FIRST DIVISION

[ G.R. No. 237140, October 05, 2020 ]

REGINA Q. ALBA, JOINED BY HER HUSBAND, RUDOLFO D. ALBA, PETITIONERS, VS. NIDA AROLLADO,* JOINED BY HER HUSBAND, PEDRO AROLLADO, JR.,RESPONDENTS.

R E S O L U T I O N

LOPEZ, J.:

The reckoning date of the prescriptive period for actions based upon an oral contract is the core issue in this Petition for Review on Certiorari[1] filed under Rule 45 of the Rules of Court seeking to set aside the Decision[2] dated September 8, 2017 and Resolution[3] dated January 22, 2018 of the Court of Appeals (CA) - Cebu City in CA-G.R. CEB CV No. 05317 which dismissed the complaint for sum of money filed by Regina Q. Alba (Regina) against Nida Arollado (Nida) on the ground of prescription.

### TASK INSTRUCTIONS
(a) Retype the records verbatim, starting at their first line and ending with the line that contains "list-item: Vara ordförande i Aktivitetsutskottet.".
(b) Write what comes next in the court resolution on the prescriptive period for an oral contract, picking up after its last sentence.
The court resolution and the records that follow it come from separate, unrelated sources.

Records:
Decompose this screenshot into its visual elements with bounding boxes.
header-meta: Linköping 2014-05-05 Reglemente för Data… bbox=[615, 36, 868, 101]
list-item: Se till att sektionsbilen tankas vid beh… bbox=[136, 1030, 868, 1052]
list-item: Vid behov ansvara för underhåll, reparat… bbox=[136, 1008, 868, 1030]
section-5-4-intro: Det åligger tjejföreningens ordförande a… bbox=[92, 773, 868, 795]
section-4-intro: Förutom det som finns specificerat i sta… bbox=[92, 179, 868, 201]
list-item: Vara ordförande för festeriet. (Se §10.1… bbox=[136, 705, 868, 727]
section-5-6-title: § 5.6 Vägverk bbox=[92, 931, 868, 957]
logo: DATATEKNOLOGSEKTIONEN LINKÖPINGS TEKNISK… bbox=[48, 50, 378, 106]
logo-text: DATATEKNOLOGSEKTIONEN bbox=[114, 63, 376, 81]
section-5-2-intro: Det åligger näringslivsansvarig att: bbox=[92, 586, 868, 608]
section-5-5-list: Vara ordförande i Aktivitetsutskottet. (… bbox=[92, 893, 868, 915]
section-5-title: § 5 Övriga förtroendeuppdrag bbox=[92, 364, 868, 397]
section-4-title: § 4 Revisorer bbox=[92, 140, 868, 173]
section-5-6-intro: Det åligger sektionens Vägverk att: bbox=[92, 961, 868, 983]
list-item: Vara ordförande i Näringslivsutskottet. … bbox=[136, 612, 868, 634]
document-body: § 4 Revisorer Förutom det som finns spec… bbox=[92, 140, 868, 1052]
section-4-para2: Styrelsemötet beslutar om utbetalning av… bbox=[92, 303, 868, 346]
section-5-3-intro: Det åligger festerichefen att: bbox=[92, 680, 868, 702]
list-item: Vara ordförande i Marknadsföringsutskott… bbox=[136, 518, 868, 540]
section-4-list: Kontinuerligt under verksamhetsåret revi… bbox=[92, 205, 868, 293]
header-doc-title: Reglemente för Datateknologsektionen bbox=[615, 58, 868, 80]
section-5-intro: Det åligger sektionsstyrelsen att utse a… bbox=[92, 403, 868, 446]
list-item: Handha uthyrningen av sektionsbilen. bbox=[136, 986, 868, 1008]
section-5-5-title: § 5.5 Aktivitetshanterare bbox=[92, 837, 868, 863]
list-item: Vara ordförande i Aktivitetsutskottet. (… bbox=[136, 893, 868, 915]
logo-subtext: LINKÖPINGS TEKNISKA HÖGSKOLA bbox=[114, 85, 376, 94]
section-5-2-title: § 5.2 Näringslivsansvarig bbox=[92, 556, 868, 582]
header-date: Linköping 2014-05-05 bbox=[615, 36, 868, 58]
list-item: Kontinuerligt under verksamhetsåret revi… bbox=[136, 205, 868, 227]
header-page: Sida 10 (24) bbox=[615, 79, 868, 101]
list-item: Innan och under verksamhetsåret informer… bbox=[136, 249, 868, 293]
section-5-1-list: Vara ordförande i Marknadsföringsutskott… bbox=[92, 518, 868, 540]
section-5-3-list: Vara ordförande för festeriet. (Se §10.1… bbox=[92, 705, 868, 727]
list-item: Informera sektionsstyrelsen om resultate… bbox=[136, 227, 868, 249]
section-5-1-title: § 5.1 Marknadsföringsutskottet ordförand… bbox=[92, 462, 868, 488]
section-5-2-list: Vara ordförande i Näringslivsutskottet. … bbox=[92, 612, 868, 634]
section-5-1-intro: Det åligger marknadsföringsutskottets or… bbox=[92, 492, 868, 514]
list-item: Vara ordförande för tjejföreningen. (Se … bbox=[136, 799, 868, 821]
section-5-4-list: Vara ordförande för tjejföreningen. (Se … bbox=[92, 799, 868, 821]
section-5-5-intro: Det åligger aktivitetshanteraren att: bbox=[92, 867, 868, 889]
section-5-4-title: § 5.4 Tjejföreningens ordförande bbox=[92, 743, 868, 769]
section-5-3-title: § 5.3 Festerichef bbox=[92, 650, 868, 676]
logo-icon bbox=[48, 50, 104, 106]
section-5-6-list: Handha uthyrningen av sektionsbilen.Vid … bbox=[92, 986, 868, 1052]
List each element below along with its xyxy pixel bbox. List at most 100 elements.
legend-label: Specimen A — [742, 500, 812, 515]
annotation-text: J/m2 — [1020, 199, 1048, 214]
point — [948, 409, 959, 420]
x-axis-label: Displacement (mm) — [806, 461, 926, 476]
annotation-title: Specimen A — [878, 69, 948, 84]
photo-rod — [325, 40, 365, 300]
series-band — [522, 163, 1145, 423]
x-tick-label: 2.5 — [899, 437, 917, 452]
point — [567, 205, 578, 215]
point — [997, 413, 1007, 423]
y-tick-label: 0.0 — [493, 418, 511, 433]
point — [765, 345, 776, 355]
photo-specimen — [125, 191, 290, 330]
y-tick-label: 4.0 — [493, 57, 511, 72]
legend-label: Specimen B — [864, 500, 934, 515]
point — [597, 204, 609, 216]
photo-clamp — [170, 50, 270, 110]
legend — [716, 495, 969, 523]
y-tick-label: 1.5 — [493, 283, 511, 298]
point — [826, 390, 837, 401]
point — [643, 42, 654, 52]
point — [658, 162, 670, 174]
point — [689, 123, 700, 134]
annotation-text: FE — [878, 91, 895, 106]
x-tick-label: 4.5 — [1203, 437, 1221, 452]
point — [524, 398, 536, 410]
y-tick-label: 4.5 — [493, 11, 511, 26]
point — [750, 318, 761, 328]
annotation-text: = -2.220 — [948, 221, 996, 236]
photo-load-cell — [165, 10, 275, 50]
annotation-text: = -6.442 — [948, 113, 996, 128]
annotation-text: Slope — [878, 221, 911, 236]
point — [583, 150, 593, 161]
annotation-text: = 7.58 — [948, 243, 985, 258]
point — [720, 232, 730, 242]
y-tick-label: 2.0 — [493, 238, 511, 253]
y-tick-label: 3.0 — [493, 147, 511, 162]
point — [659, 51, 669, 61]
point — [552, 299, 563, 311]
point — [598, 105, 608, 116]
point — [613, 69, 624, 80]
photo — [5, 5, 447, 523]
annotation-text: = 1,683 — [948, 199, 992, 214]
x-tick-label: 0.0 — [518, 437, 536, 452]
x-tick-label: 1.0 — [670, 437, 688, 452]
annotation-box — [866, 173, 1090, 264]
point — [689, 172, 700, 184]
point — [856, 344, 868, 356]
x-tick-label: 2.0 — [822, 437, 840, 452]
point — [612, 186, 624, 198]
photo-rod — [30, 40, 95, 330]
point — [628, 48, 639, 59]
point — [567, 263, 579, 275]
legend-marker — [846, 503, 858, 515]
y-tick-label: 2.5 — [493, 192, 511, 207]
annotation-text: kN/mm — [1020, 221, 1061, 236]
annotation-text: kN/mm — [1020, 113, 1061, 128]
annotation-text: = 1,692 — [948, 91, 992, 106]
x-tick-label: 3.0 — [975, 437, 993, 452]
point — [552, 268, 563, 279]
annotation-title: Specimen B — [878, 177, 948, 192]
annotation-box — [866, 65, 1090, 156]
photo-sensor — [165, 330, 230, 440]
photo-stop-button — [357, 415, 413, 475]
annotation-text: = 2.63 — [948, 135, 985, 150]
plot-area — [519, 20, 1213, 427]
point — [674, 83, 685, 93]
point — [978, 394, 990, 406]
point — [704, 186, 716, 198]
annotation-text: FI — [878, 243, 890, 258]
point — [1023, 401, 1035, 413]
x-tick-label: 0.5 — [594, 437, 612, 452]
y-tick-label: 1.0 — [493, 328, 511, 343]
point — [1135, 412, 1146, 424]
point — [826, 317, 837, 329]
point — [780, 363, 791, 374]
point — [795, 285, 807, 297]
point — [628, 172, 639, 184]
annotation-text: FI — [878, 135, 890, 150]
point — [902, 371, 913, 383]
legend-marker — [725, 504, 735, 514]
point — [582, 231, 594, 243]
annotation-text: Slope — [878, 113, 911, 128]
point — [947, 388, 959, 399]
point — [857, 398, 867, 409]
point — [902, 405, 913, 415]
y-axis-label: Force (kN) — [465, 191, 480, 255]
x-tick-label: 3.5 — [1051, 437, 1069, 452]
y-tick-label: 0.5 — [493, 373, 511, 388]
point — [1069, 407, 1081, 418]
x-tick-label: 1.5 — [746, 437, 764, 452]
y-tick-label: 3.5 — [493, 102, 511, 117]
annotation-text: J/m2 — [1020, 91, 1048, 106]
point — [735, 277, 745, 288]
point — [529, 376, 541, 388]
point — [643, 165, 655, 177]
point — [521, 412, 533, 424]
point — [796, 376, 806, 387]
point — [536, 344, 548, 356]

### EXPECTED OUTPUTS
(a)
Decompose this screenshot into its visual elements with bounding boxes.
header-meta: Linköping 2014-05-05 Reglemente för Data… bbox=[615, 36, 868, 101]
list-item: Se till att sektionsbilen tankas vid beh… bbox=[136, 1030, 868, 1052]
list-item: Vid behov ansvara för underhåll, reparat… bbox=[136, 1008, 868, 1030]
section-5-4-intro: Det åligger tjejföreningens ordförande a… bbox=[92, 773, 868, 795]
section-4-intro: Förutom det som finns specificerat i sta… bbox=[92, 179, 868, 201]
list-item: Vara ordförande för festeriet. (Se §10.1… bbox=[136, 705, 868, 727]
section-5-6-title: § 5.6 Vägverk bbox=[92, 931, 868, 957]
logo: DATATEKNOLOGSEKTIONEN LINKÖPINGS TEKNISK… bbox=[48, 50, 378, 106]
logo-text: DATATEKNOLOGSEKTIONEN bbox=[114, 63, 376, 81]
section-5-2-intro: Det åligger näringslivsansvarig att: bbox=[92, 586, 868, 608]
section-5-5-list: Vara ordförande i Aktivitetsutskottet. (… bbox=[92, 893, 868, 915]
section-5-title: § 5 Övriga förtroendeuppdrag bbox=[92, 364, 868, 397]
section-4-title: § 4 Revisorer bbox=[92, 140, 868, 173]
section-5-6-intro: Det åligger sektionens Vägverk att: bbox=[92, 961, 868, 983]
list-item: Vara ordförande i Näringslivsutskottet. … bbox=[136, 612, 868, 634]
document-body: § 4 Revisorer Förutom det som finns spec… bbox=[92, 140, 868, 1052]
section-4-para2: Styrelsemötet beslutar om utbetalning av… bbox=[92, 303, 868, 346]
section-5-3-intro: Det åligger festerichefen att: bbox=[92, 680, 868, 702]
list-item: Vara ordförande i Marknadsföringsutskott… bbox=[136, 518, 868, 540]
section-4-list: Kontinuerligt under verksamhetsåret revi… bbox=[92, 205, 868, 293]
header-doc-title: Reglemente för Datateknologsektionen bbox=[615, 58, 868, 80]
section-5-intro: Det åligger sektionsstyrelsen att utse a… bbox=[92, 403, 868, 446]
list-item: Handha uthyrningen av sektionsbilen. bbox=[136, 986, 868, 1008]
section-5-5-title: § 5.5 Aktivitetshanterare bbox=[92, 837, 868, 863]
list-item: Vara ordförande i Aktivitetsutskottet. (… bbox=[136, 893, 868, 915]

(b)
ANTECEDENTS

Regina is the sole proprietor of Libra Fishing engaged in selling crude oil, petroleum products and related merchandise.[4] On various dates beginning 2000,[5] Nida purchased on credit from Libra Fishing crude oil and other petroleum products. As payment for the July 26, 2000, November 12, 2000, and November 27, 2000 purchases, Nida issued three checks[6] which were dishonored by the drawee banks. On May 15, 2013, Regina demanded payment for the outstanding balance[7] but Nida failed to heed the demand. Thus, on June 4, 2013, Regina[8] filed a complaint[9] for sum of money against Nida.[10]

In her answer,[11] Nida admitted that she issued the three dishonored checks but claimed that she already settled the amounts through installment payments. She averred that she religiously paid her obligations to Regina and denied any outstanding liability. Granting there are still unpaid amounts, Regina's right to collect had already prescribed since the transaction took place more than 10 years ago.

On August 18, 2014, the Regional Trial Court (RTC) granted Regina's claim but limited the liability of Nida to the value of the dishonored checks, viz.:[12]
WHEREFORE, judgment is rendered in favor of plaintiffs and against defendants ordering the latter to jointly and severally pay plaintiffs P170,260.50 representing [the] total amount of the checks issued by defendant(s) to plaintiffs that were dishonored by the drawee banks.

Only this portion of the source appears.